— start GIVEN DATA —

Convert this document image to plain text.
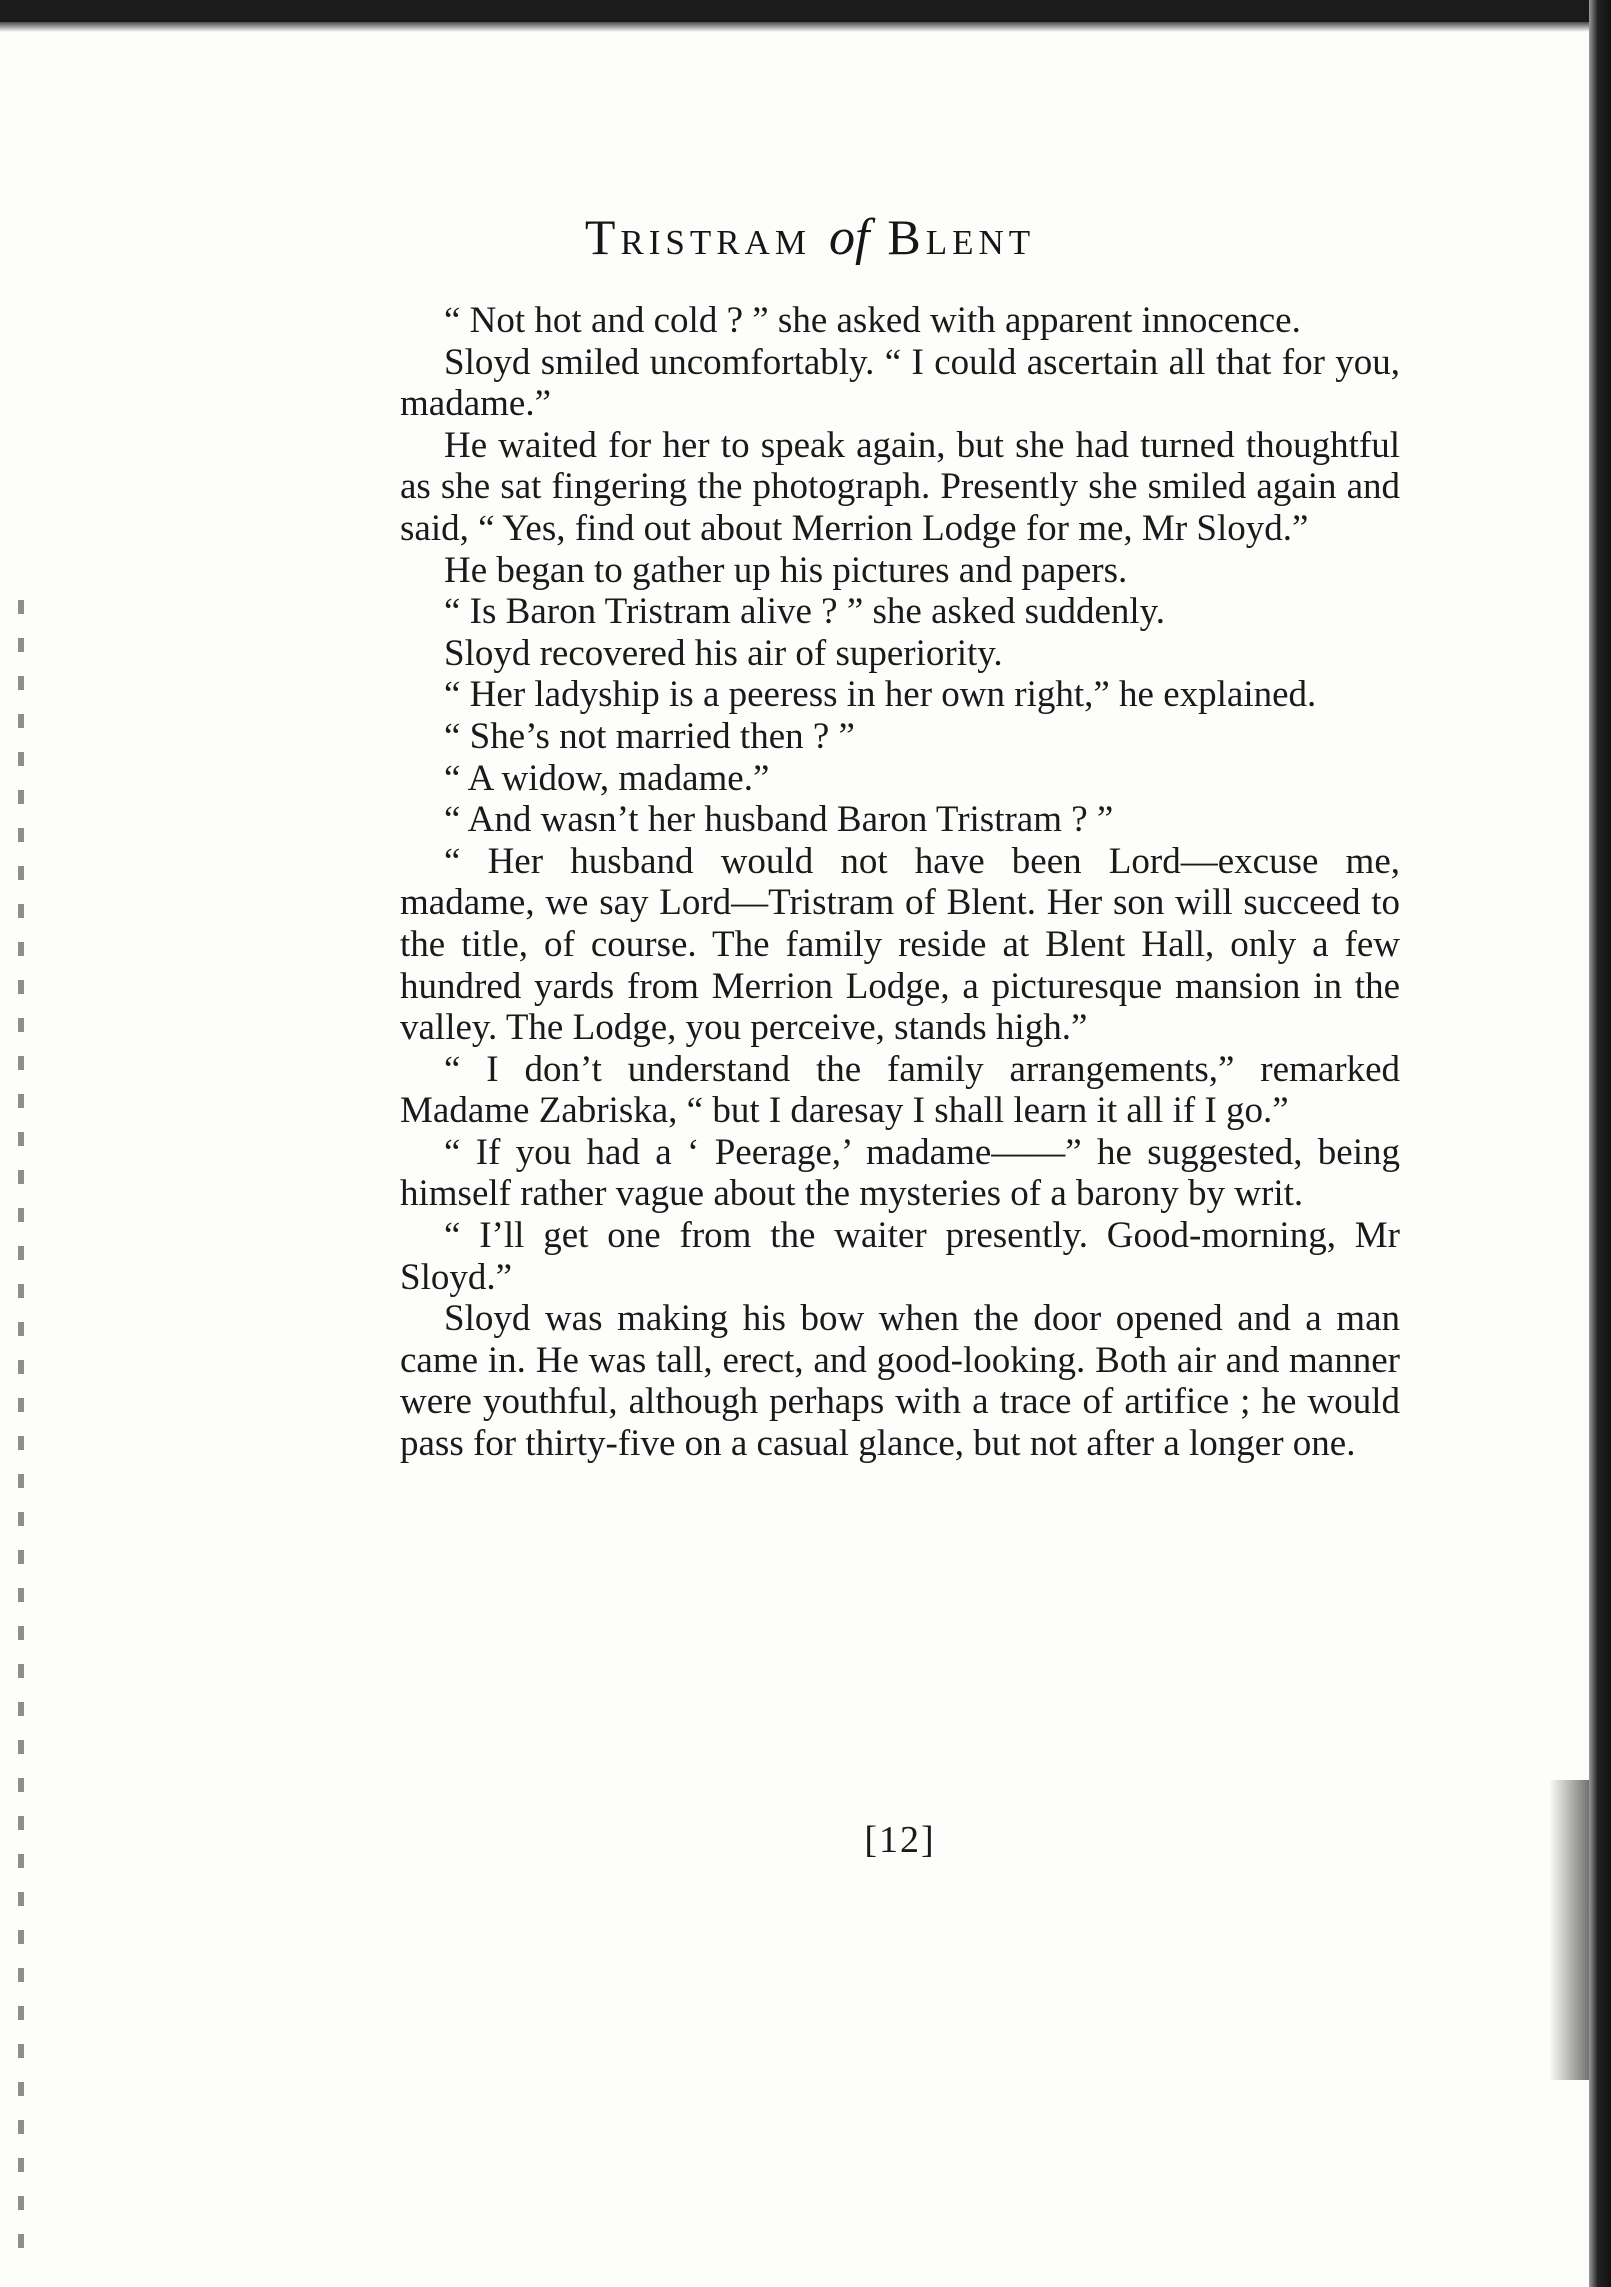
Tristram of Blent

“ Not hot and cold ? ” she asked with apparent innocence.

Sloyd smiled uncomfortably. “ I could ascertain all that for you, madame.”

He waited for her to speak again, but she had turned thoughtful as she sat fingering the photograph. Presently she smiled again and said, “ Yes, find out about Merrion Lodge for me, Mr Sloyd.”

He began to gather up his pictures and papers.

“ Is Baron Tristram alive ? ” she asked suddenly.

Sloyd recovered his air of superiority.

“ Her ladyship is a peeress in her own right,” he explained.

“ She’s not married then ? ”

“ A widow, madame.”

“ And wasn’t her husband Baron Tristram ? ”

“ Her husband would not have been Lord—excuse me, madame, we say Lord—Tristram of Blent. Her son will succeed to the title, of course. The family reside at Blent Hall, only a few hundred yards from Merrion Lodge, a picturesque mansion in the valley. The Lodge, you perceive, stands high.”

“ I don’t understand the family arrangements,” remarked Madame Zabriska, “ but I daresay I shall learn it all if I go.”

“ If you had a ‘ Peerage,’ madame——” he suggested, being himself rather vague about the mysteries of a barony by writ.

“ I’ll get one from the waiter presently. Good-morning, Mr Sloyd.”

Sloyd was making his bow when the door opened and a man came in. He was tall, erect, and good-looking. Both air and manner were youthful, although perhaps with a trace of artifice ; he would pass for thirty-five on a casual glance, but not after a longer one.

[12]
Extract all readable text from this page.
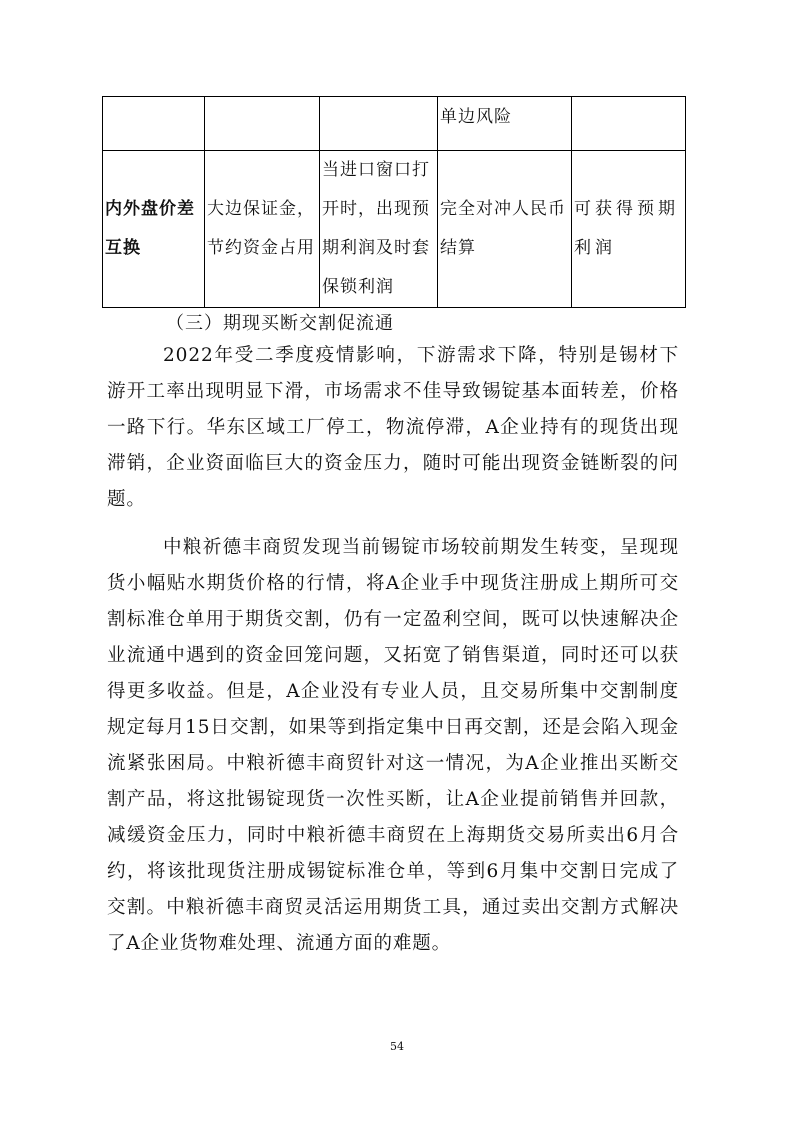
			单边风险	
内外盘价差互换	大边保证金，节约资金占用	当进口窗口打开时，出现预期利润及时套保锁利润	完全对冲人民币结算	可获得预期利润
（三）期现买断交割促流通

2022年受二季度疫情影响，下游需求下降，特别是锡材下游开工率出现明显下滑，市场需求不佳导致锡锭基本面转差，价格一路下行。华东区域工厂停工，物流停滞，A企业持有的现货出现滞销，企业资面临巨大的资金压力，随时可能出现资金链断裂的问题。

中粮祈德丰商贸发现当前锡锭市场较前期发生转变，呈现现货小幅贴水期货价格的行情，将A企业手中现货注册成上期所可交割标准仓单用于期货交割，仍有一定盈利空间，既可以快速解决企业流通中遇到的资金回笼问题，又拓宽了销售渠道，同时还可以获得更多收益。但是，A企业没有专业人员，且交易所集中交割制度规定每月15日交割，如果等到指定集中日再交割，还是会陷入现金流紧张困局。中粮祈德丰商贸针对这一情况，为A企业推出买断交割产品，将这批锡锭现货一次性买断，让A企业提前销售并回款，减缓资金压力，同时中粮祈德丰商贸在上海期货交易所卖出6月合约，将该批现货注册成锡锭标准仓单，等到6月集中交割日完成了交割。中粮祈德丰商贸灵活运用期货工具，通过卖出交割方式解决了A企业货物难处理、流通方面的难题。

54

— end GIVEN DATA —

- _WHAT IS EXPECTED_
Copy out every line from the records that has the word "about".

- _RESULT OF THIS TASK_
He waited for her to speak again, but she had turned thoughtful as she sat fingering the photograph. Presently she smiled again and said, “ Yes, find out about Merrion Lodge for me, Mr Sloyd.”
“ If you had a ‘ Peerage,’ madame——” he suggested, being himself rather vague about the mysteries of a barony by writ.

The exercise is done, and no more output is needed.